Start
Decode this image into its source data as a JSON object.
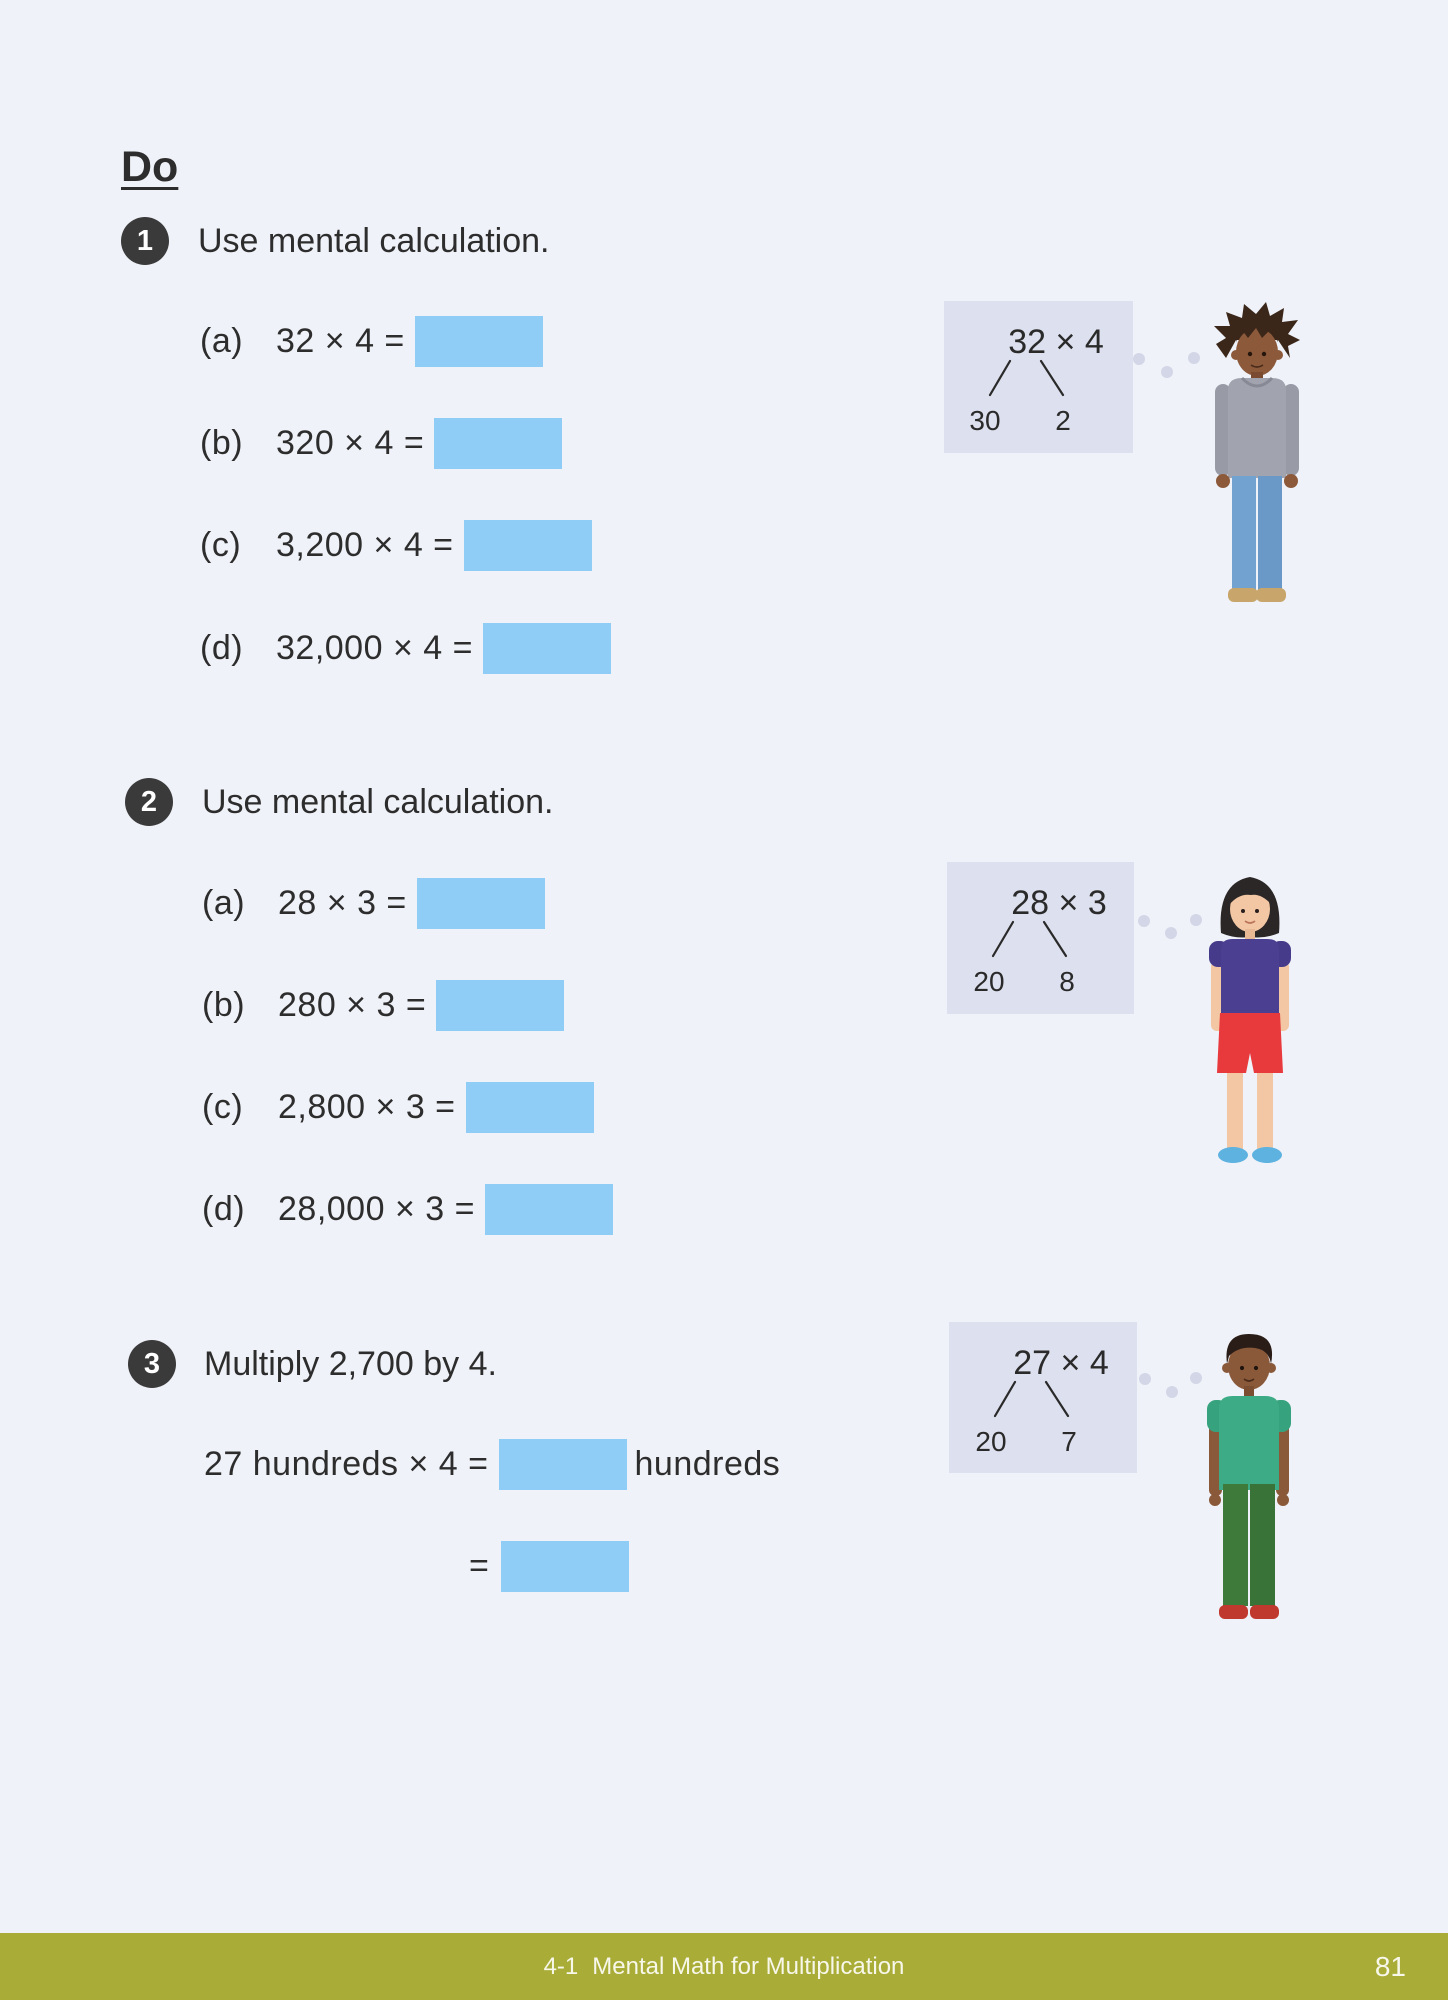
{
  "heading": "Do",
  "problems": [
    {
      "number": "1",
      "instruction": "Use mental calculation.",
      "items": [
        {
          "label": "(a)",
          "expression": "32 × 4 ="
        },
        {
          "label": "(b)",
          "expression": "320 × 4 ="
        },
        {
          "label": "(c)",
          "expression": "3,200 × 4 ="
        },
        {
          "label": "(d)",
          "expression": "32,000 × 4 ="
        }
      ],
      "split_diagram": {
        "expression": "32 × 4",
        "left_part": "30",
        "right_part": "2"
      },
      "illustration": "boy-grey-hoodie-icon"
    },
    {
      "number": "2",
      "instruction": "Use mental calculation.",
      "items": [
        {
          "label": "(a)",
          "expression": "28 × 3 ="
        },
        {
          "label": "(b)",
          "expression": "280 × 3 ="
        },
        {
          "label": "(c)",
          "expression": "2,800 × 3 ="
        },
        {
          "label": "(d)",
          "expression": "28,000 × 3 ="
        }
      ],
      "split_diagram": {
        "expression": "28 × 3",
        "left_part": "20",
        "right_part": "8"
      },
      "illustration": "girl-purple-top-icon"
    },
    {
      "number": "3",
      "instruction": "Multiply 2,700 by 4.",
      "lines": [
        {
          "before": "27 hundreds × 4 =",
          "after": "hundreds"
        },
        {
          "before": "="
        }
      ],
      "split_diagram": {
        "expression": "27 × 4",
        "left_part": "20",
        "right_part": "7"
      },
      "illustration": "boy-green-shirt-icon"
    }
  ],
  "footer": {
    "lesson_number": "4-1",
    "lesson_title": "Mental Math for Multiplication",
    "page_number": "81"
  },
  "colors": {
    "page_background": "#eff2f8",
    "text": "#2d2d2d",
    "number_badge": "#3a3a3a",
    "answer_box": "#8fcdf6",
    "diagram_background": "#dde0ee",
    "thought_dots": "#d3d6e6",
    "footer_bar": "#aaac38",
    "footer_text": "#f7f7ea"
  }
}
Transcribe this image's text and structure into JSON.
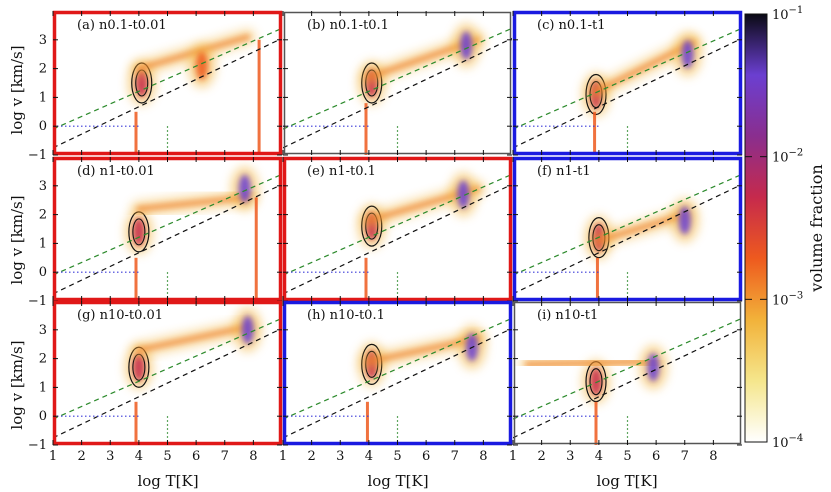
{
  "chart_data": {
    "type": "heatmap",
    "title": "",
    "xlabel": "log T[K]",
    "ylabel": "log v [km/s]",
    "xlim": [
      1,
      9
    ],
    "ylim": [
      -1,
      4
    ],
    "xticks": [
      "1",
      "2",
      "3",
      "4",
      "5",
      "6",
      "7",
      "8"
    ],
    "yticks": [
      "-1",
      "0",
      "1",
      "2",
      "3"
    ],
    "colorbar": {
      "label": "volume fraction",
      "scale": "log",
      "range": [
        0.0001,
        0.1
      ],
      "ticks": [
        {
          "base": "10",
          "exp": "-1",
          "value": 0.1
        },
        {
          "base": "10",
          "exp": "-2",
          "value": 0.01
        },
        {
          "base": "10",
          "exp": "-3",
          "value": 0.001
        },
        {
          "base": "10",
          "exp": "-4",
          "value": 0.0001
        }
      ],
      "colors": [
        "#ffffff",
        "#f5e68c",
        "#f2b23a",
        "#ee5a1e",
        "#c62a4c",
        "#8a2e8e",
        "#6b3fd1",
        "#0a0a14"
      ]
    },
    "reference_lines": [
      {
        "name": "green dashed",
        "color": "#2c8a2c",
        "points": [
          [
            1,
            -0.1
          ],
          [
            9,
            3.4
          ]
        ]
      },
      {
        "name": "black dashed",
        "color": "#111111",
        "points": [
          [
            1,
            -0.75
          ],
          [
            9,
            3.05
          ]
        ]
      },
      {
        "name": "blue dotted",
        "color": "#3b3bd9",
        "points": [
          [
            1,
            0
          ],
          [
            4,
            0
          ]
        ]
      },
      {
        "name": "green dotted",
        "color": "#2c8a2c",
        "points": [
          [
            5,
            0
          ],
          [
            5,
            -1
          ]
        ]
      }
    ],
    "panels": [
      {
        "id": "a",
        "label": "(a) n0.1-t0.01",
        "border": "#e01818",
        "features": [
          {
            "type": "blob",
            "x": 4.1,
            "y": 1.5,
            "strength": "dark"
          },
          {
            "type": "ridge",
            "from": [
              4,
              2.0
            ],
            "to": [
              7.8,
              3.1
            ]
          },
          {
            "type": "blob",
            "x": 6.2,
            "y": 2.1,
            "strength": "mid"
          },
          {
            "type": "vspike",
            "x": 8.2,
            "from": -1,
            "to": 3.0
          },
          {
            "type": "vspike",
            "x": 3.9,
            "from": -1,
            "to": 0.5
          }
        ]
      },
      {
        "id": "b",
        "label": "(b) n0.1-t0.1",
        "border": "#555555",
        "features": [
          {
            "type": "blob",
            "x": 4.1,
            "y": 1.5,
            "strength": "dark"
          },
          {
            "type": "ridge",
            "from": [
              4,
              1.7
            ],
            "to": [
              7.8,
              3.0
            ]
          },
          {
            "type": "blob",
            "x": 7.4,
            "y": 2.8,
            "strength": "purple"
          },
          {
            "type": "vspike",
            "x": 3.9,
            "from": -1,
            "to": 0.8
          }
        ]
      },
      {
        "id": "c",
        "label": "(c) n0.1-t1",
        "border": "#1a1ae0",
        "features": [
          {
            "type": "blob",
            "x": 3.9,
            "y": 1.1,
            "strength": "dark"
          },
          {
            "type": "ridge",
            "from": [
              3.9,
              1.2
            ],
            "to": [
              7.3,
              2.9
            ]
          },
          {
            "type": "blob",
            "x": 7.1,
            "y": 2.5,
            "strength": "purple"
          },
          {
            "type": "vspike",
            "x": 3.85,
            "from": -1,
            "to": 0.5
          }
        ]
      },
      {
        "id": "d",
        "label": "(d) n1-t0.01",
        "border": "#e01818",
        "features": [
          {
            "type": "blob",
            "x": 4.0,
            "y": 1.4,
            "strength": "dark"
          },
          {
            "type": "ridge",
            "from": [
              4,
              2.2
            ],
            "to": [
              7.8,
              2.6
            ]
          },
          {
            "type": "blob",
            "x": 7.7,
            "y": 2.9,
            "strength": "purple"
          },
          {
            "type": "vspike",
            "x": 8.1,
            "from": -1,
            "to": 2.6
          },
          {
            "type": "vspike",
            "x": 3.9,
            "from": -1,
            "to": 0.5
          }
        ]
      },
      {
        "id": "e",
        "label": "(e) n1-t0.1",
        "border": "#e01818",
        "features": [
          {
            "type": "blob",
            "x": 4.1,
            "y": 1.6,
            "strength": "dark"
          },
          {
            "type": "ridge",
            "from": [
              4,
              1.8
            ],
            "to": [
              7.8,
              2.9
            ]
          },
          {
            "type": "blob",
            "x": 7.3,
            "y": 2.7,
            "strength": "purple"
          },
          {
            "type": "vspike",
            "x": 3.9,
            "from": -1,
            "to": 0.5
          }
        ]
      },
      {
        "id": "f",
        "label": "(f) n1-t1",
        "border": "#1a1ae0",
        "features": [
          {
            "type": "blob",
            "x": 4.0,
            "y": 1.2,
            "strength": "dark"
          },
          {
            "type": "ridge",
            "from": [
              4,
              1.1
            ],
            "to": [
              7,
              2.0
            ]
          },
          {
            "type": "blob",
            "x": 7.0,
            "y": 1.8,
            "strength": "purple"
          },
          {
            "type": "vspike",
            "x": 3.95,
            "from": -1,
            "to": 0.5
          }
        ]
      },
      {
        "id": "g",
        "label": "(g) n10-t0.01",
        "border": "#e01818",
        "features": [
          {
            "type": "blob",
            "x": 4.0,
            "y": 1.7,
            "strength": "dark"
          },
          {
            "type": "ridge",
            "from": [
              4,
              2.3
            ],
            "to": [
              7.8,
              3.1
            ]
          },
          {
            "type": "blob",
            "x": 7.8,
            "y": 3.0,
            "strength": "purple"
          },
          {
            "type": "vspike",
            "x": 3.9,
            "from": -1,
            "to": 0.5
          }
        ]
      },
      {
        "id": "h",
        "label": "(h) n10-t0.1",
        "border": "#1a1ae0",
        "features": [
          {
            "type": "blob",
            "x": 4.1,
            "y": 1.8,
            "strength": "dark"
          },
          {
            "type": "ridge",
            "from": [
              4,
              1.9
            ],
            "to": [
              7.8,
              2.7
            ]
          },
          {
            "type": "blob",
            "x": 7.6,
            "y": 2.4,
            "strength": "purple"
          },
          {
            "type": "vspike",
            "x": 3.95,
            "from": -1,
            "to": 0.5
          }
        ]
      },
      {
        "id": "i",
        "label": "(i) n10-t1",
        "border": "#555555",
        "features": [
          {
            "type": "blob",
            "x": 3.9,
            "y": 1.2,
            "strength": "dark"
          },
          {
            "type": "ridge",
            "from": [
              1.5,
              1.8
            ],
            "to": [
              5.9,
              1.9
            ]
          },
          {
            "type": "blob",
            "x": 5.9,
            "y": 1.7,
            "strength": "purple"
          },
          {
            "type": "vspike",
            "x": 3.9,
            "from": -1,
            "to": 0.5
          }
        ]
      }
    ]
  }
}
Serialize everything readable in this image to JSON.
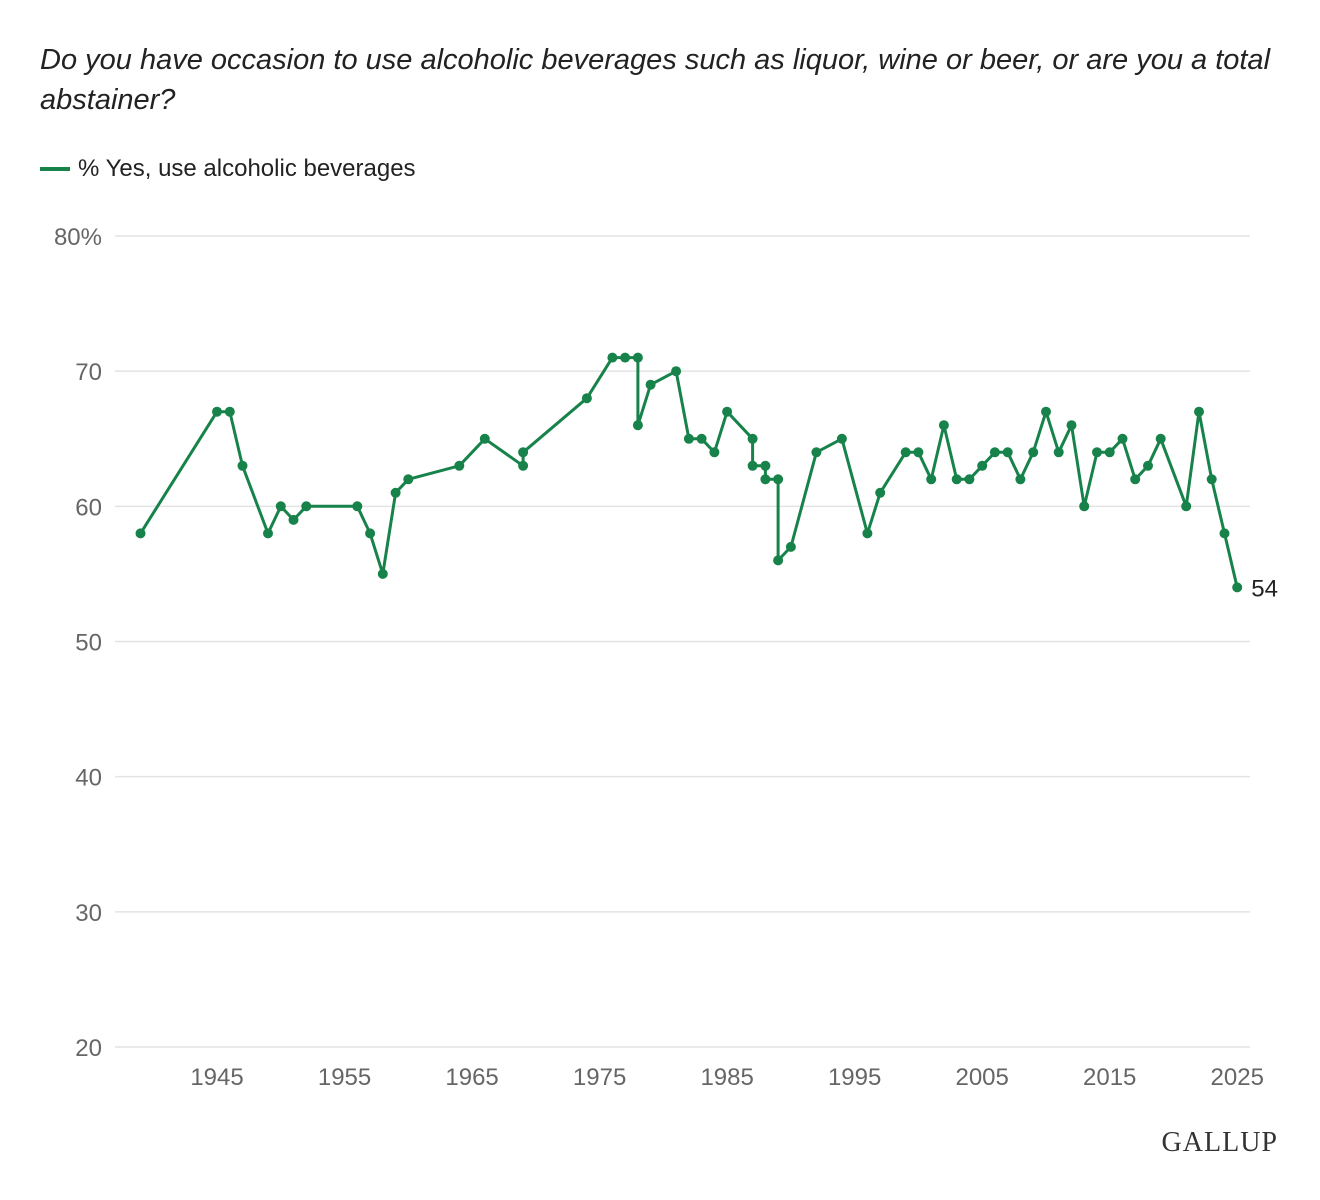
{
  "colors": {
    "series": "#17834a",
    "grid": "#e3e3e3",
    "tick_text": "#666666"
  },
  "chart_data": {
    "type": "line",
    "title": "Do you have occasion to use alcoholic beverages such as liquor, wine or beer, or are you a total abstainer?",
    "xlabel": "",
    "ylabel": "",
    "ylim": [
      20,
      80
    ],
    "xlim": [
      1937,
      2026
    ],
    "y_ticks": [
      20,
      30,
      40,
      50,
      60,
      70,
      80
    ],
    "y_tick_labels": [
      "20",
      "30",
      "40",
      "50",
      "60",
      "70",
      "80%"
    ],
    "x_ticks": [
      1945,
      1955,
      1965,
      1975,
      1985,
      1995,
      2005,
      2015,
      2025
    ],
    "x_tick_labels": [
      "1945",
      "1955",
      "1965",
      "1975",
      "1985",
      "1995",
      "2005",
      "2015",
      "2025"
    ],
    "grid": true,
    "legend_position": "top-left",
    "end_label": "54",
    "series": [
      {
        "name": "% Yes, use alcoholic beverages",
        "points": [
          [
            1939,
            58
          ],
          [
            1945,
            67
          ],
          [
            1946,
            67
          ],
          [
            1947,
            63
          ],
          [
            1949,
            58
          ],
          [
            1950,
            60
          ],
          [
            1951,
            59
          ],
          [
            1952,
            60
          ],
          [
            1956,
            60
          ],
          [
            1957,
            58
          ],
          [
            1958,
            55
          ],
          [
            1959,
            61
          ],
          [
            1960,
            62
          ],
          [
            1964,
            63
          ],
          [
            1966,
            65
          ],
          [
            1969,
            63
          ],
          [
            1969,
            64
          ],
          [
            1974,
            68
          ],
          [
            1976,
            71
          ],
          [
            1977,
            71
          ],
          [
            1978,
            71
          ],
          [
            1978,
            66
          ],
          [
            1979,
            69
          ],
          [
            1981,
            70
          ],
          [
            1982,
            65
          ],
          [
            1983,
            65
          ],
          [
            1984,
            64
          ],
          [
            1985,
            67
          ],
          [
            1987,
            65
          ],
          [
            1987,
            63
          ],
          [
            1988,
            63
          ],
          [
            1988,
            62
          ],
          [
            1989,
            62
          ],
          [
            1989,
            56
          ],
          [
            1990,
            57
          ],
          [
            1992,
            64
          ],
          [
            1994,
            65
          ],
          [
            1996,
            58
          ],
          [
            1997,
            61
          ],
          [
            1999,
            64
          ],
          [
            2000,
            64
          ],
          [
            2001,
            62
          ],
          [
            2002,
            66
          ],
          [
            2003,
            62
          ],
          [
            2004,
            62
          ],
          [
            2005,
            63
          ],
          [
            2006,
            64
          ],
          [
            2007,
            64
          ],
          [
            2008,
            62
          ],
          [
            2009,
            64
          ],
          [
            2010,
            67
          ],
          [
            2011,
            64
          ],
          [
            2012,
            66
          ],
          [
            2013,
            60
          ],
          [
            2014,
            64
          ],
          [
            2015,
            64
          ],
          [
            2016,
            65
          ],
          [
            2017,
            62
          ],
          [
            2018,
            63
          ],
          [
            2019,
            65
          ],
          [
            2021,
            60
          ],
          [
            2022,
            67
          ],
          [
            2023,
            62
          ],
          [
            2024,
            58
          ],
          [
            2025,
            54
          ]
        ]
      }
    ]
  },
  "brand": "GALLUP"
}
End
WHAT IS NEEDED -> Locate the word "this" in the records and collect each line it appears in.

EXERCISE RESPONSE ->
Decode this image into its source data as a JSON object.
Transcribe this image's text and structure into JSON.
Serialize everything readable in this image to JSON.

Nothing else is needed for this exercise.